• [Goal of the exercise]: Search the data below for the word "vlans" and copy each line that holds it.

• [Stored data]:
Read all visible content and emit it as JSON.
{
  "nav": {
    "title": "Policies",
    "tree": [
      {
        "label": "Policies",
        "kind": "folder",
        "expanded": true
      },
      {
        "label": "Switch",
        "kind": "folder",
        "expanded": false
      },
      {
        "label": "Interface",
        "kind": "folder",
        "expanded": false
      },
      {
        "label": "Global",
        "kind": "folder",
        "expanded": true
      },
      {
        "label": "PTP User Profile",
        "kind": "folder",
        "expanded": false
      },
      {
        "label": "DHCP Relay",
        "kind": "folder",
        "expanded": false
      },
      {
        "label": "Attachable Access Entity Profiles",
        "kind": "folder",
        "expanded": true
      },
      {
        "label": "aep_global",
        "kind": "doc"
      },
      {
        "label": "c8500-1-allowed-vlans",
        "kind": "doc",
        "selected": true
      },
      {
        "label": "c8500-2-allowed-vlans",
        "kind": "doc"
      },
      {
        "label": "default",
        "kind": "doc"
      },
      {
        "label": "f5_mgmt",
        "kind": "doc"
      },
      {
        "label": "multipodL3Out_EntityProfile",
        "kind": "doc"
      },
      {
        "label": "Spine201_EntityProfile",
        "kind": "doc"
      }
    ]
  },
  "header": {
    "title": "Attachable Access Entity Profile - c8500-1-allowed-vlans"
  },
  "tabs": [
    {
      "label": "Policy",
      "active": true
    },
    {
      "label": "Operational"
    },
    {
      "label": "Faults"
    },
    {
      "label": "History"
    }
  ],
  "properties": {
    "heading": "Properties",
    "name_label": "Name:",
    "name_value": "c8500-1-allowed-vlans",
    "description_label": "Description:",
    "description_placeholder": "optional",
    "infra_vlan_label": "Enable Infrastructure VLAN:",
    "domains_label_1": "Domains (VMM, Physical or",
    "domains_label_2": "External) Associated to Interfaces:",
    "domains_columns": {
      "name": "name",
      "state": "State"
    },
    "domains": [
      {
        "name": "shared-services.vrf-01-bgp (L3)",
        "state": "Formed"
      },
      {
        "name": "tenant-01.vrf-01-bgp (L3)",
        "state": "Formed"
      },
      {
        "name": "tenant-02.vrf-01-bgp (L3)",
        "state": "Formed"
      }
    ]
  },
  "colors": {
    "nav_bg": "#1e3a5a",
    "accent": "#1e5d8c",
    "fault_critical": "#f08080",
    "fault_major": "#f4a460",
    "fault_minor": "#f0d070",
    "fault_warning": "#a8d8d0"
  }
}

* * *

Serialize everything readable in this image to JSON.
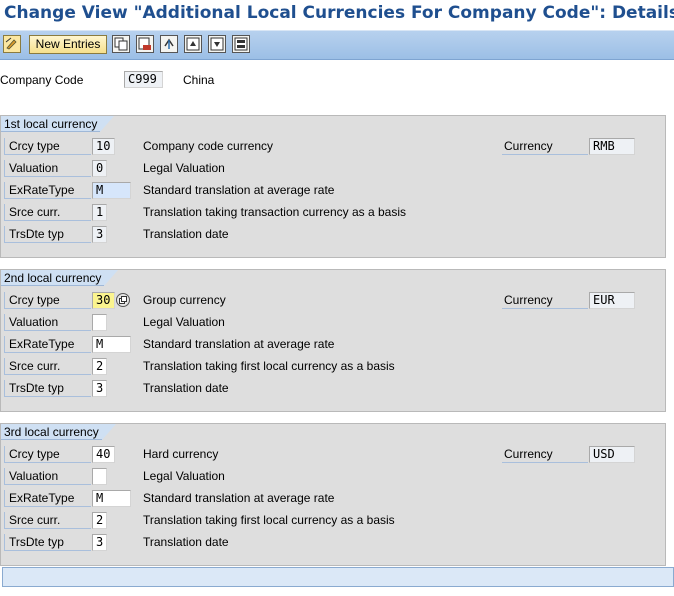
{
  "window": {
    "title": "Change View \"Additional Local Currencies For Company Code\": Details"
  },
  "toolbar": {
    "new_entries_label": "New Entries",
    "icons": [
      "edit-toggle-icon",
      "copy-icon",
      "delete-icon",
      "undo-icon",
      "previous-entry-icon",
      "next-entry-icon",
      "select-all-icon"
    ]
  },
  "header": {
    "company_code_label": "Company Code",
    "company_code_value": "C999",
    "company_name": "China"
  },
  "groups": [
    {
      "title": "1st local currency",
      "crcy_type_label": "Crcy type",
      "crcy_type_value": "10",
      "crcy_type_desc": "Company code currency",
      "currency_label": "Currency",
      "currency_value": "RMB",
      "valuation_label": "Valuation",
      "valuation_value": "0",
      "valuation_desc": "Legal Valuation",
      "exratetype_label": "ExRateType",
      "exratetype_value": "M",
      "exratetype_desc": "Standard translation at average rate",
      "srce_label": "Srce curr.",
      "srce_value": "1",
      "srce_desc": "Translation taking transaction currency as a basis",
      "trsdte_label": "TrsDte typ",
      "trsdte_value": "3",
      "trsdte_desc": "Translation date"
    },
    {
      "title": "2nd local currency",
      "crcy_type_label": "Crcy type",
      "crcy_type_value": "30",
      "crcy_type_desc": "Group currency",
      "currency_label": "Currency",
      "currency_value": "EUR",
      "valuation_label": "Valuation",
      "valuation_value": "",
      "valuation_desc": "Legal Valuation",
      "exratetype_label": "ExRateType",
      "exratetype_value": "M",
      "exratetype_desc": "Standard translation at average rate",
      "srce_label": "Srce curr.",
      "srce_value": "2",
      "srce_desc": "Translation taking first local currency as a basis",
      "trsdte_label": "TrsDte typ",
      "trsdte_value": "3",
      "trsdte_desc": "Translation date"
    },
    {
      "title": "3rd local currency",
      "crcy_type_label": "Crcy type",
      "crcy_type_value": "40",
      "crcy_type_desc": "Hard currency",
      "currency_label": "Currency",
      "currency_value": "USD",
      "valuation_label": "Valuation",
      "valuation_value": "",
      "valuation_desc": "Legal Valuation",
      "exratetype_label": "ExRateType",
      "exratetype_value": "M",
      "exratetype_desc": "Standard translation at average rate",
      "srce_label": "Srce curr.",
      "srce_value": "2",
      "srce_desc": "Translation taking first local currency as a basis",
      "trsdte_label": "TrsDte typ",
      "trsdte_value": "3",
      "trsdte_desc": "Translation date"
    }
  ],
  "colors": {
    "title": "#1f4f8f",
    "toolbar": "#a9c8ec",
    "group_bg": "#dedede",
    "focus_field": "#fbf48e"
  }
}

• [Exercise response]:
        "label": "c8500-1-allowed-vlans",
        "label": "c8500-2-allowed-vlans",
    "title": "Attachable Access Entity Profile - c8500-1-allowed-vlans"
    "name_value": "c8500-1-allowed-vlans",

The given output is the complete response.